--- begin Materials provided ---

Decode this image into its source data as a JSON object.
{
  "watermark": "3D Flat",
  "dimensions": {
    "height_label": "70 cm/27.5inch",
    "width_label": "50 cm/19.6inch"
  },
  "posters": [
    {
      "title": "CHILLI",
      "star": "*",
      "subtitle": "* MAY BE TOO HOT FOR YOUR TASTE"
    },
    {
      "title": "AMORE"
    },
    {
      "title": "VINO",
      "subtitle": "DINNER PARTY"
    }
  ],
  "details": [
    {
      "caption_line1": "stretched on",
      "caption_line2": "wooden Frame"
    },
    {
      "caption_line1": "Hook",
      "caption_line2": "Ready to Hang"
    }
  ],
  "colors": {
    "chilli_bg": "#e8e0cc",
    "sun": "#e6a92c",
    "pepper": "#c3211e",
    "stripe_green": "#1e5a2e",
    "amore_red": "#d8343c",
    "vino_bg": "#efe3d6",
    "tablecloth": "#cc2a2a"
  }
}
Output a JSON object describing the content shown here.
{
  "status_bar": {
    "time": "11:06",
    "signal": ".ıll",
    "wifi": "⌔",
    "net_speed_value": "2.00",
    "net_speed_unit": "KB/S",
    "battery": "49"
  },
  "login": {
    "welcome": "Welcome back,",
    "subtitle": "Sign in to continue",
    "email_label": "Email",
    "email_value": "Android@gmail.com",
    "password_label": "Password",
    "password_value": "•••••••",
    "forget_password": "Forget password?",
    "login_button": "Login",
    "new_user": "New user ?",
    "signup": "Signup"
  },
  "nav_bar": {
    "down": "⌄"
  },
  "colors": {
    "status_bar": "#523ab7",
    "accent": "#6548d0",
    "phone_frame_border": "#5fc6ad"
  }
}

--- end Materials provided ---

Extract the full listing above without alteration.

Decode this image into its source data as a JSON object.
{
  "watermark": "3D Flat",
  "dimensions": {
    "height_label": "70 cm/27.5inch",
    "width_label": "50 cm/19.6inch"
  },
  "posters": [
    {
      "title": "CHILLI",
      "star": "*",
      "subtitle": "* MAY BE TOO HOT FOR YOUR TASTE"
    },
    {
      "title": "AMORE"
    },
    {
      "title": "VINO",
      "subtitle": "DINNER PARTY"
    }
  ],
  "details": [
    {
      "caption_line1": "stretched on",
      "caption_line2": "wooden Frame"
    },
    {
      "caption_line1": "Hook",
      "caption_line2": "Ready to Hang"
    }
  ],
  "colors": {
    "chilli_bg": "#e8e0cc",
    "sun": "#e6a92c",
    "pepper": "#c3211e",
    "stripe_green": "#1e5a2e",
    "amore_red": "#d8343c",
    "vino_bg": "#efe3d6",
    "tablecloth": "#cc2a2a"
  }
}
Output a JSON object describing the content shown here.
{
  "status_bar": {
    "time": "11:06",
    "signal": ".ıll",
    "wifi": "⌔",
    "net_speed_value": "2.00",
    "net_speed_unit": "KB/S",
    "battery": "49"
  },
  "login": {
    "welcome": "Welcome back,",
    "subtitle": "Sign in to continue",
    "email_label": "Email",
    "email_value": "Android@gmail.com",
    "password_label": "Password",
    "password_value": "•••••••",
    "forget_password": "Forget password?",
    "login_button": "Login",
    "new_user": "New user ?",
    "signup": "Signup"
  },
  "nav_bar": {
    "down": "⌄"
  },
  "colors": {
    "status_bar": "#523ab7",
    "accent": "#6548d0",
    "phone_frame_border": "#5fc6ad"
  }
}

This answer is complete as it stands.